Data items:
+ + + +

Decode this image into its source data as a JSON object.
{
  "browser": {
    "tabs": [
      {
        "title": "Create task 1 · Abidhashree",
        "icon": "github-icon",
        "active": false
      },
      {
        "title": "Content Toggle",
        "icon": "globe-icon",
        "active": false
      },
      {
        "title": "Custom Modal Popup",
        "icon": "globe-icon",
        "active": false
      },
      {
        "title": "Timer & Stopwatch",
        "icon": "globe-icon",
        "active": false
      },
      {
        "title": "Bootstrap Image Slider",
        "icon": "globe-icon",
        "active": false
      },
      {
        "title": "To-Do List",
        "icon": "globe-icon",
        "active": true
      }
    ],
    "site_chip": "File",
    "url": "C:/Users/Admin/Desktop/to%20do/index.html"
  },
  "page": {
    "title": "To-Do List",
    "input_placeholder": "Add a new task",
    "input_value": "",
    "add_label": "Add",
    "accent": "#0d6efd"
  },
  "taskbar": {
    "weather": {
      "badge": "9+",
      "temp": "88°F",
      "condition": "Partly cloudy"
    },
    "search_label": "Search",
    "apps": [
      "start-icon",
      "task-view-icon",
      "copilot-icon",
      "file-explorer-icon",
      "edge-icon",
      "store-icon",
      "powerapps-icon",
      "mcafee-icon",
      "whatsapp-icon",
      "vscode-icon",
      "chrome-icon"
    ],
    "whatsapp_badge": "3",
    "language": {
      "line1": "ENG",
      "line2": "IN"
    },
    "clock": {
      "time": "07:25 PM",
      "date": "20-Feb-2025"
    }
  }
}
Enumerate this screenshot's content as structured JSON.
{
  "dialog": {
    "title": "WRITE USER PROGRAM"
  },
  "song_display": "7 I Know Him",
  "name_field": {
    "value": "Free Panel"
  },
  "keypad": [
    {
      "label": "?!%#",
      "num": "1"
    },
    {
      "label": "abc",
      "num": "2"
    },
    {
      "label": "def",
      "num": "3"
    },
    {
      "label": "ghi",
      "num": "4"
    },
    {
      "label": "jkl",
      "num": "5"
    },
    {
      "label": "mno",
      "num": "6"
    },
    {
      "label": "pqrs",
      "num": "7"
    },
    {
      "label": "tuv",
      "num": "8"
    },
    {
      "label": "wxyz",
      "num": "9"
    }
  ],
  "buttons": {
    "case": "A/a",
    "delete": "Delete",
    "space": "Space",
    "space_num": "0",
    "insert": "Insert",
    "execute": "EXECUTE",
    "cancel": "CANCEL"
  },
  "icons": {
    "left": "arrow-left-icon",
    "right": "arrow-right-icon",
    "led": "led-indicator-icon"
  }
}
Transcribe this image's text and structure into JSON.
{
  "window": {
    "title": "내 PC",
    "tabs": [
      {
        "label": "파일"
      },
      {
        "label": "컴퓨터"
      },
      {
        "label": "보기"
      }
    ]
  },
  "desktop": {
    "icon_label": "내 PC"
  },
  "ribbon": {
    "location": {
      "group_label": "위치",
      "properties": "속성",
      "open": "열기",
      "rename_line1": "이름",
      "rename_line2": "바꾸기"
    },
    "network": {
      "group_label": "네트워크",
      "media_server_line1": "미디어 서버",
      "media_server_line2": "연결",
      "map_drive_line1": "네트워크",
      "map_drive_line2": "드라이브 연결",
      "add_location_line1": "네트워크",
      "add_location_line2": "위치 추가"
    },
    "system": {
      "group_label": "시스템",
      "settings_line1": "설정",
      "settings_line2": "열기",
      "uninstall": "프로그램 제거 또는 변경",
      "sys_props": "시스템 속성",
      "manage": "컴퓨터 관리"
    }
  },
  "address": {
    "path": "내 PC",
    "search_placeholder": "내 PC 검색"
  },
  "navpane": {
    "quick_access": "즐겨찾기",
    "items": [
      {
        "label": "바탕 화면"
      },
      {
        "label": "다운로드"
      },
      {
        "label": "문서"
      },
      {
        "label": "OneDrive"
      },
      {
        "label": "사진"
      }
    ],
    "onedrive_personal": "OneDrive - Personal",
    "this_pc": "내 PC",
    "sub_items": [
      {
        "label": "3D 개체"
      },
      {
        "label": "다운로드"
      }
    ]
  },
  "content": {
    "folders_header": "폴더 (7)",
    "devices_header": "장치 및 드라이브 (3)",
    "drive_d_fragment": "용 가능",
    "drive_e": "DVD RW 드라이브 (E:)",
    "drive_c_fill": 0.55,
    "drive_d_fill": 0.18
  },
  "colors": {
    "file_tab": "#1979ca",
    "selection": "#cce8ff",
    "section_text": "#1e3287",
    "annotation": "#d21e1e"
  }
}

+ + + +

### AIM OF THE TASK
Above are the records; copy all of them exactly.

### FINISHED ANSWER
Decode this image into its source data as a JSON object.
{
  "browser": {
    "tabs": [
      {
        "title": "Create task 1 · Abidhashree",
        "icon": "github-icon",
        "active": false
      },
      {
        "title": "Content Toggle",
        "icon": "globe-icon",
        "active": false
      },
      {
        "title": "Custom Modal Popup",
        "icon": "globe-icon",
        "active": false
      },
      {
        "title": "Timer & Stopwatch",
        "icon": "globe-icon",
        "active": false
      },
      {
        "title": "Bootstrap Image Slider",
        "icon": "globe-icon",
        "active": false
      },
      {
        "title": "To-Do List",
        "icon": "globe-icon",
        "active": true
      }
    ],
    "site_chip": "File",
    "url": "C:/Users/Admin/Desktop/to%20do/index.html"
  },
  "page": {
    "title": "To-Do List",
    "input_placeholder": "Add a new task",
    "input_value": "",
    "add_label": "Add",
    "accent": "#0d6efd"
  },
  "taskbar": {
    "weather": {
      "badge": "9+",
      "temp": "88°F",
      "condition": "Partly cloudy"
    },
    "search_label": "Search",
    "apps": [
      "start-icon",
      "task-view-icon",
      "copilot-icon",
      "file-explorer-icon",
      "edge-icon",
      "store-icon",
      "powerapps-icon",
      "mcafee-icon",
      "whatsapp-icon",
      "vscode-icon",
      "chrome-icon"
    ],
    "whatsapp_badge": "3",
    "language": {
      "line1": "ENG",
      "line2": "IN"
    },
    "clock": {
      "time": "07:25 PM",
      "date": "20-Feb-2025"
    }
  }
}
Enumerate this screenshot's content as structured JSON.
{
  "dialog": {
    "title": "WRITE USER PROGRAM"
  },
  "song_display": "7 I Know Him",
  "name_field": {
    "value": "Free Panel"
  },
  "keypad": [
    {
      "label": "?!%#",
      "num": "1"
    },
    {
      "label": "abc",
      "num": "2"
    },
    {
      "label": "def",
      "num": "3"
    },
    {
      "label": "ghi",
      "num": "4"
    },
    {
      "label": "jkl",
      "num": "5"
    },
    {
      "label": "mno",
      "num": "6"
    },
    {
      "label": "pqrs",
      "num": "7"
    },
    {
      "label": "tuv",
      "num": "8"
    },
    {
      "label": "wxyz",
      "num": "9"
    }
  ],
  "buttons": {
    "case": "A/a",
    "delete": "Delete",
    "space": "Space",
    "space_num": "0",
    "insert": "Insert",
    "execute": "EXECUTE",
    "cancel": "CANCEL"
  },
  "icons": {
    "left": "arrow-left-icon",
    "right": "arrow-right-icon",
    "led": "led-indicator-icon"
  }
}
Transcribe this image's text and structure into JSON.
{
  "window": {
    "title": "내 PC",
    "tabs": [
      {
        "label": "파일"
      },
      {
        "label": "컴퓨터"
      },
      {
        "label": "보기"
      }
    ]
  },
  "desktop": {
    "icon_label": "내 PC"
  },
  "ribbon": {
    "location": {
      "group_label": "위치",
      "properties": "속성",
      "open": "열기",
      "rename_line1": "이름",
      "rename_line2": "바꾸기"
    },
    "network": {
      "group_label": "네트워크",
      "media_server_line1": "미디어 서버",
      "media_server_line2": "연결",
      "map_drive_line1": "네트워크",
      "map_drive_line2": "드라이브 연결",
      "add_location_line1": "네트워크",
      "add_location_line2": "위치 추가"
    },
    "system": {
      "group_label": "시스템",
      "settings_line1": "설정",
      "settings_line2": "열기",
      "uninstall": "프로그램 제거 또는 변경",
      "sys_props": "시스템 속성",
      "manage": "컴퓨터 관리"
    }
  },
  "address": {
    "path": "내 PC",
    "search_placeholder": "내 PC 검색"
  },
  "navpane": {
    "quick_access": "즐겨찾기",
    "items": [
      {
        "label": "바탕 화면"
      },
      {
        "label": "다운로드"
      },
      {
        "label": "문서"
      },
      {
        "label": "OneDrive"
      },
      {
        "label": "사진"
      }
    ],
    "onedrive_personal": "OneDrive - Personal",
    "this_pc": "내 PC",
    "sub_items": [
      {
        "label": "3D 개체"
      },
      {
        "label": "다운로드"
      }
    ]
  },
  "content": {
    "folders_header": "폴더 (7)",
    "devices_header": "장치 및 드라이브 (3)",
    "drive_d_fragment": "용 가능",
    "drive_e": "DVD RW 드라이브 (E:)",
    "drive_c_fill": 0.55,
    "drive_d_fill": 0.18
  },
  "colors": {
    "file_tab": "#1979ca",
    "selection": "#cce8ff",
    "section_text": "#1e3287",
    "annotation": "#d21e1e"
  }
}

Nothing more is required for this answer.